▸ Entries shown:

--- start ---

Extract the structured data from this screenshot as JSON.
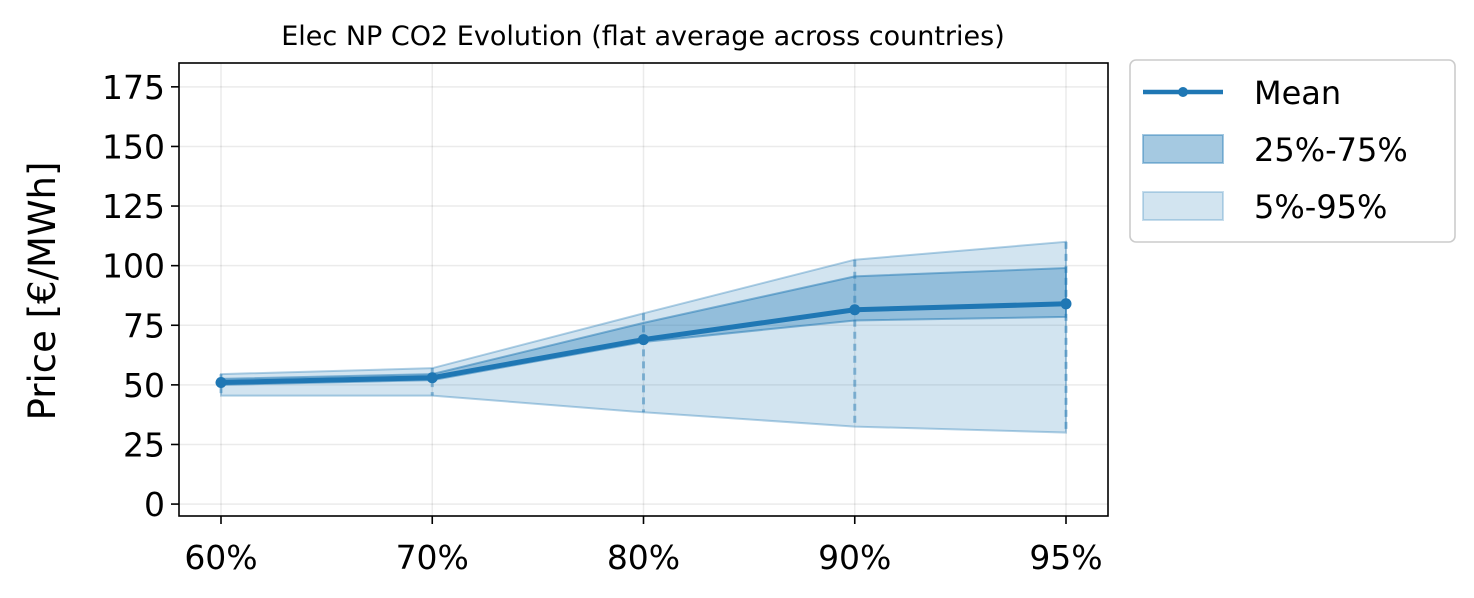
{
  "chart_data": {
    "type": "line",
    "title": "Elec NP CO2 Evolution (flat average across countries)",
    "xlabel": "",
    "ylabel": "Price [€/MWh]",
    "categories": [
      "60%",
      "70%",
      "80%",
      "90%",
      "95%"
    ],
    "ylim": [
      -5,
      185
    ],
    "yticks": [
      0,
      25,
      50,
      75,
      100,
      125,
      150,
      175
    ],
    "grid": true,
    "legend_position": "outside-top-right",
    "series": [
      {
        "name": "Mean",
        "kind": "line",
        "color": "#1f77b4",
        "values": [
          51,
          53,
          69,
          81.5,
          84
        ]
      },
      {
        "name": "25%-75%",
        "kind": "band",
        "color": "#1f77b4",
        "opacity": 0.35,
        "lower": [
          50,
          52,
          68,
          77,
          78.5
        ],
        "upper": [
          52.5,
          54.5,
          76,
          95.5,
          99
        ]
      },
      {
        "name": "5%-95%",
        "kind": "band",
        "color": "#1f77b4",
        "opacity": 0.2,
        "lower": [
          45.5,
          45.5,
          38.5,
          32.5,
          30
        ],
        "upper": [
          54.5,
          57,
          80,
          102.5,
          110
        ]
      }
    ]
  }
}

--- end ---

▸ Exercise details: Transcribe the entries above verbatim, omitting their pictures.

▸ Exercise result:
Extract the structured data from this screenshot as JSON.
{
  "chart_data": {
    "type": "line",
    "title": "Elec NP CO2 Evolution (flat average across countries)",
    "xlabel": "",
    "ylabel": "Price [€/MWh]",
    "categories": [
      "60%",
      "70%",
      "80%",
      "90%",
      "95%"
    ],
    "ylim": [
      -5,
      185
    ],
    "yticks": [
      0,
      25,
      50,
      75,
      100,
      125,
      150,
      175
    ],
    "grid": true,
    "legend_position": "outside-top-right",
    "series": [
      {
        "name": "Mean",
        "kind": "line",
        "color": "#1f77b4",
        "values": [
          51,
          53,
          69,
          81.5,
          84
        ]
      },
      {
        "name": "25%-75%",
        "kind": "band",
        "color": "#1f77b4",
        "opacity": 0.35,
        "lower": [
          50,
          52,
          68,
          77,
          78.5
        ],
        "upper": [
          52.5,
          54.5,
          76,
          95.5,
          99
        ]
      },
      {
        "name": "5%-95%",
        "kind": "band",
        "color": "#1f77b4",
        "opacity": 0.2,
        "lower": [
          45.5,
          45.5,
          38.5,
          32.5,
          30
        ],
        "upper": [
          54.5,
          57,
          80,
          102.5,
          110
        ]
      }
    ]
  }
}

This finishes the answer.